*YOUR OBJECTIVE:*
Output the material beneath this task exactly, images excluded.

## begin EXTRACTED INFORMATION

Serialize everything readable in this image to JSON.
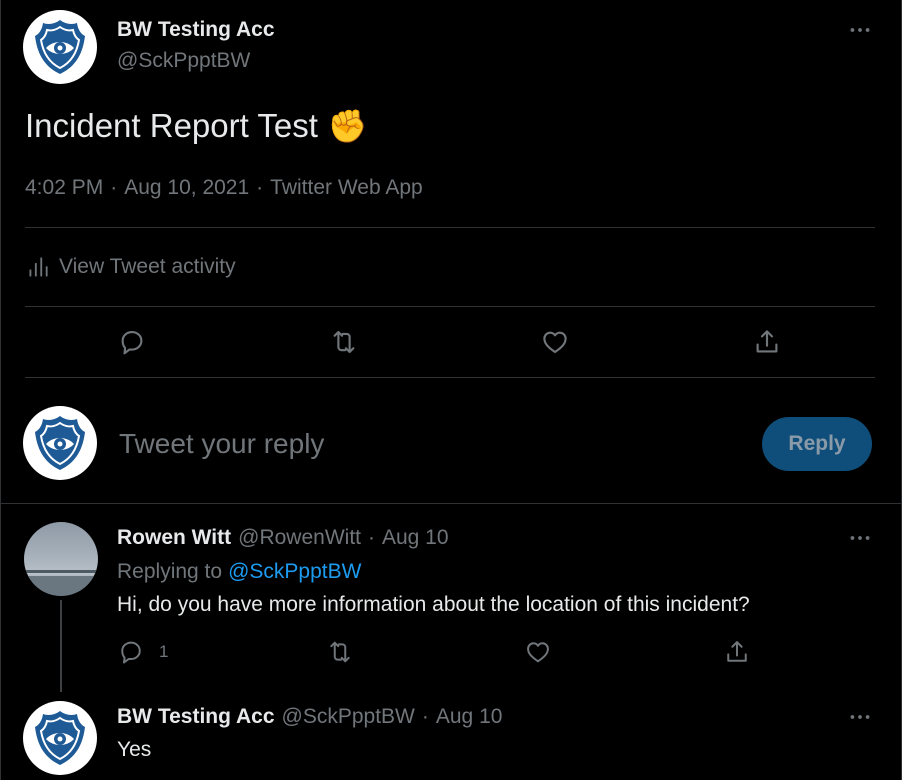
{
  "tweet": {
    "author_name": "BW Testing Acc",
    "author_handle": "@SckPpptBW",
    "text": "Incident Report Test",
    "emoji": "✊",
    "time": "4:02 PM",
    "date": "Aug 10, 2021",
    "client": "Twitter Web App",
    "sep": "·",
    "activity_label": "View Tweet activity"
  },
  "composer": {
    "placeholder": "Tweet your reply",
    "button_label": "Reply"
  },
  "replies": [
    {
      "author_name": "Rowen Witt",
      "author_handle": "@RowenWitt",
      "date": "Aug 10",
      "replying_to_prefix": "Replying to",
      "replying_to": "@SckPpptBW",
      "text": "Hi, do you have more information about the location of this incident?",
      "reply_count": "1"
    },
    {
      "author_name": "BW Testing Acc",
      "author_handle": "@SckPpptBW",
      "date": "Aug 10",
      "text": "Yes"
    }
  ],
  "colors": {
    "background": "#000000",
    "accent": "#1d9bf0",
    "badge_blue": "#1e5a96",
    "emoji_yellow": "#ffcc4d"
  },
  "icons": [
    "more-icon",
    "analytics-icon",
    "reply-icon",
    "retweet-icon",
    "like-icon",
    "share-icon",
    "police-badge-icon"
  ]
}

## end EXTRACTED INFORMATION

*EXERCISE OUTPUT:*
Serialize everything readable in this image to JSON.
{
  "tweet": {
    "author_name": "BW Testing Acc",
    "author_handle": "@SckPpptBW",
    "text": "Incident Report Test",
    "emoji": "✊",
    "time": "4:02 PM",
    "date": "Aug 10, 2021",
    "client": "Twitter Web App",
    "sep": "·",
    "activity_label": "View Tweet activity"
  },
  "composer": {
    "placeholder": "Tweet your reply",
    "button_label": "Reply"
  },
  "replies": [
    {
      "author_name": "Rowen Witt",
      "author_handle": "@RowenWitt",
      "date": "Aug 10",
      "replying_to_prefix": "Replying to",
      "replying_to": "@SckPpptBW",
      "text": "Hi, do you have more information about the location of this incident?",
      "reply_count": "1"
    },
    {
      "author_name": "BW Testing Acc",
      "author_handle": "@SckPpptBW",
      "date": "Aug 10",
      "text": "Yes"
    }
  ],
  "colors": {
    "background": "#000000",
    "accent": "#1d9bf0",
    "badge_blue": "#1e5a96",
    "emoji_yellow": "#ffcc4d"
  },
  "icons": [
    "more-icon",
    "analytics-icon",
    "reply-icon",
    "retweet-icon",
    "like-icon",
    "share-icon",
    "police-badge-icon"
  ]
}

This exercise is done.